Any pictures in the records below should be skipped; write out everything else exactly.

[Recorded data]
>>>

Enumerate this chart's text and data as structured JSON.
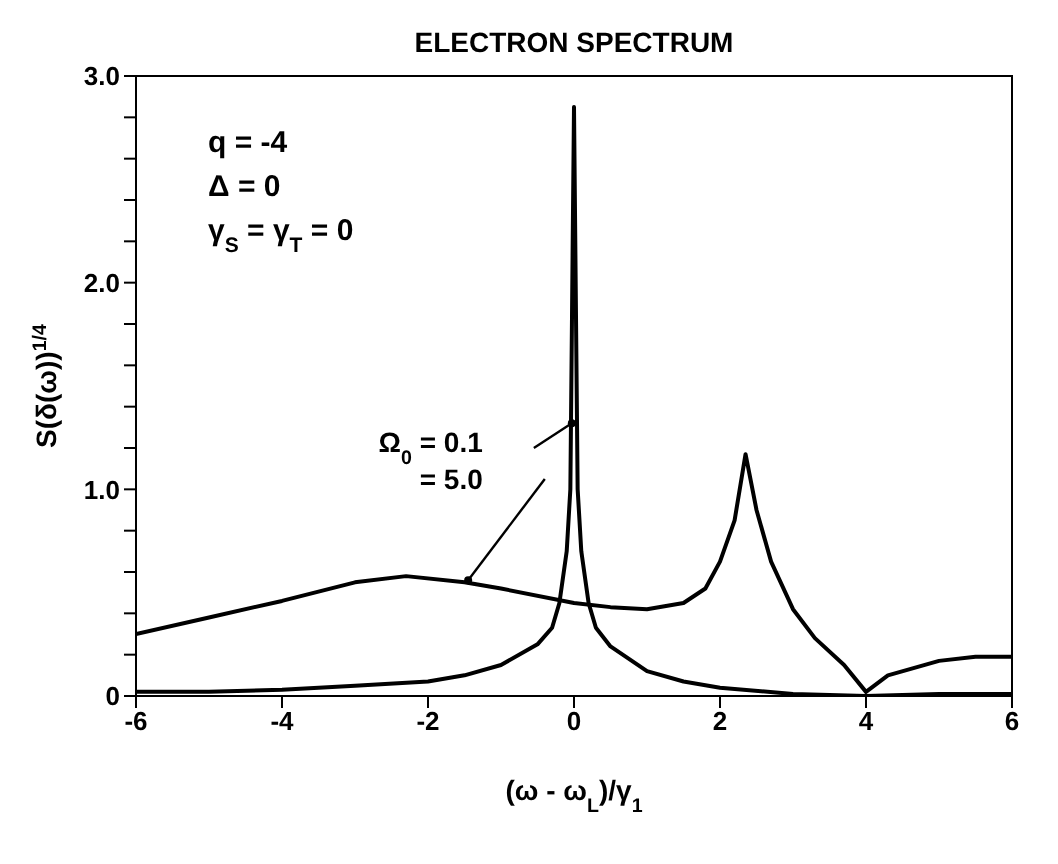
{
  "chart_data": {
    "type": "line",
    "title": "ELECTRON SPECTRUM",
    "xlabel": "(ω - ω$_{L}$)/γ$_{1}$",
    "ylabel": "S(δ(ω))$^{1/4}$",
    "annotations": [
      "q = -4",
      "Δ = 0",
      "γ$_{S}$ = γ$_{T}$ = 0"
    ],
    "xlim": [
      -6,
      6
    ],
    "xticks": [
      -6,
      -4,
      -2,
      0,
      2,
      4,
      6
    ],
    "ylim": [
      0,
      3
    ],
    "yticks": [
      {
        "value": 0,
        "label": "0"
      },
      {
        "value": 0.2,
        "label": null
      },
      {
        "value": 0.4,
        "label": null
      },
      {
        "value": 0.6,
        "label": null
      },
      {
        "value": 0.8,
        "label": null
      },
      {
        "value": 1,
        "label": "1.0"
      },
      {
        "value": 1.2,
        "label": null
      },
      {
        "value": 1.4,
        "label": null
      },
      {
        "value": 1.6,
        "label": null
      },
      {
        "value": 1.8,
        "label": null
      },
      {
        "value": 2,
        "label": "2.0"
      },
      {
        "value": 2.2,
        "label": null
      },
      {
        "value": 2.4,
        "label": null
      },
      {
        "value": 2.6,
        "label": null
      },
      {
        "value": 2.8,
        "label": null
      },
      {
        "value": 3,
        "label": "3.0"
      }
    ],
    "grid": false,
    "legend": "center",
    "marker": "none",
    "line_style": "solid",
    "series": [
      {
        "name": "Ω$_{0}$ = 0.1",
        "color": "#000000",
        "x": [
          -6,
          -5,
          -4,
          -3,
          -2,
          -1.5,
          -1,
          -0.5,
          -0.3,
          -0.2,
          -0.1,
          -0.05,
          0,
          0.05,
          0.1,
          0.2,
          0.3,
          0.5,
          1,
          1.5,
          2,
          3,
          4,
          5,
          6
        ],
        "values": [
          0.02,
          0.02,
          0.03,
          0.05,
          0.07,
          0.1,
          0.15,
          0.25,
          0.33,
          0.45,
          0.7,
          1.0,
          2.85,
          1.0,
          0.7,
          0.45,
          0.33,
          0.24,
          0.12,
          0.07,
          0.04,
          0.01,
          0.0,
          0.01,
          0.01
        ]
      },
      {
        "name": "= 5.0",
        "color": "#000000",
        "x": [
          -6,
          -5,
          -4,
          -3,
          -2.3,
          -1.5,
          -1,
          0,
          0.5,
          1,
          1.5,
          1.8,
          2,
          2.2,
          2.35,
          2.5,
          2.7,
          3,
          3.3,
          3.7,
          4,
          4.3,
          5,
          5.5,
          6
        ],
        "values": [
          0.3,
          0.38,
          0.46,
          0.55,
          0.58,
          0.55,
          0.52,
          0.45,
          0.43,
          0.42,
          0.45,
          0.52,
          0.65,
          0.85,
          1.17,
          0.9,
          0.65,
          0.42,
          0.28,
          0.15,
          0.02,
          0.1,
          0.17,
          0.19,
          0.19
        ]
      }
    ]
  }
}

<<<

Exercise result
Enumerate this chart's text and data as structured JSON.
{
  "chart_data": {
    "type": "line",
    "title": "ELECTRON SPECTRUM",
    "xlabel": "(ω - ω$_{L}$)/γ$_{1}$",
    "ylabel": "S(δ(ω))$^{1/4}$",
    "annotations": [
      "q = -4",
      "Δ = 0",
      "γ$_{S}$ = γ$_{T}$ = 0"
    ],
    "xlim": [
      -6,
      6
    ],
    "xticks": [
      -6,
      -4,
      -2,
      0,
      2,
      4,
      6
    ],
    "ylim": [
      0,
      3
    ],
    "yticks": [
      {
        "value": 0,
        "label": "0"
      },
      {
        "value": 0.2,
        "label": null
      },
      {
        "value": 0.4,
        "label": null
      },
      {
        "value": 0.6,
        "label": null
      },
      {
        "value": 0.8,
        "label": null
      },
      {
        "value": 1,
        "label": "1.0"
      },
      {
        "value": 1.2,
        "label": null
      },
      {
        "value": 1.4,
        "label": null
      },
      {
        "value": 1.6,
        "label": null
      },
      {
        "value": 1.8,
        "label": null
      },
      {
        "value": 2,
        "label": "2.0"
      },
      {
        "value": 2.2,
        "label": null
      },
      {
        "value": 2.4,
        "label": null
      },
      {
        "value": 2.6,
        "label": null
      },
      {
        "value": 2.8,
        "label": null
      },
      {
        "value": 3,
        "label": "3.0"
      }
    ],
    "grid": false,
    "legend": "center",
    "marker": "none",
    "line_style": "solid",
    "series": [
      {
        "name": "Ω$_{0}$ = 0.1",
        "color": "#000000",
        "x": [
          -6,
          -5,
          -4,
          -3,
          -2,
          -1.5,
          -1,
          -0.5,
          -0.3,
          -0.2,
          -0.1,
          -0.05,
          0,
          0.05,
          0.1,
          0.2,
          0.3,
          0.5,
          1,
          1.5,
          2,
          3,
          4,
          5,
          6
        ],
        "values": [
          0.02,
          0.02,
          0.03,
          0.05,
          0.07,
          0.1,
          0.15,
          0.25,
          0.33,
          0.45,
          0.7,
          1.0,
          2.85,
          1.0,
          0.7,
          0.45,
          0.33,
          0.24,
          0.12,
          0.07,
          0.04,
          0.01,
          0.0,
          0.01,
          0.01
        ]
      },
      {
        "name": "= 5.0",
        "color": "#000000",
        "x": [
          -6,
          -5,
          -4,
          -3,
          -2.3,
          -1.5,
          -1,
          0,
          0.5,
          1,
          1.5,
          1.8,
          2,
          2.2,
          2.35,
          2.5,
          2.7,
          3,
          3.3,
          3.7,
          4,
          4.3,
          5,
          5.5,
          6
        ],
        "values": [
          0.3,
          0.38,
          0.46,
          0.55,
          0.58,
          0.55,
          0.52,
          0.45,
          0.43,
          0.42,
          0.45,
          0.52,
          0.65,
          0.85,
          1.17,
          0.9,
          0.65,
          0.42,
          0.28,
          0.15,
          0.02,
          0.1,
          0.17,
          0.19,
          0.19
        ]
      }
    ]
  }
}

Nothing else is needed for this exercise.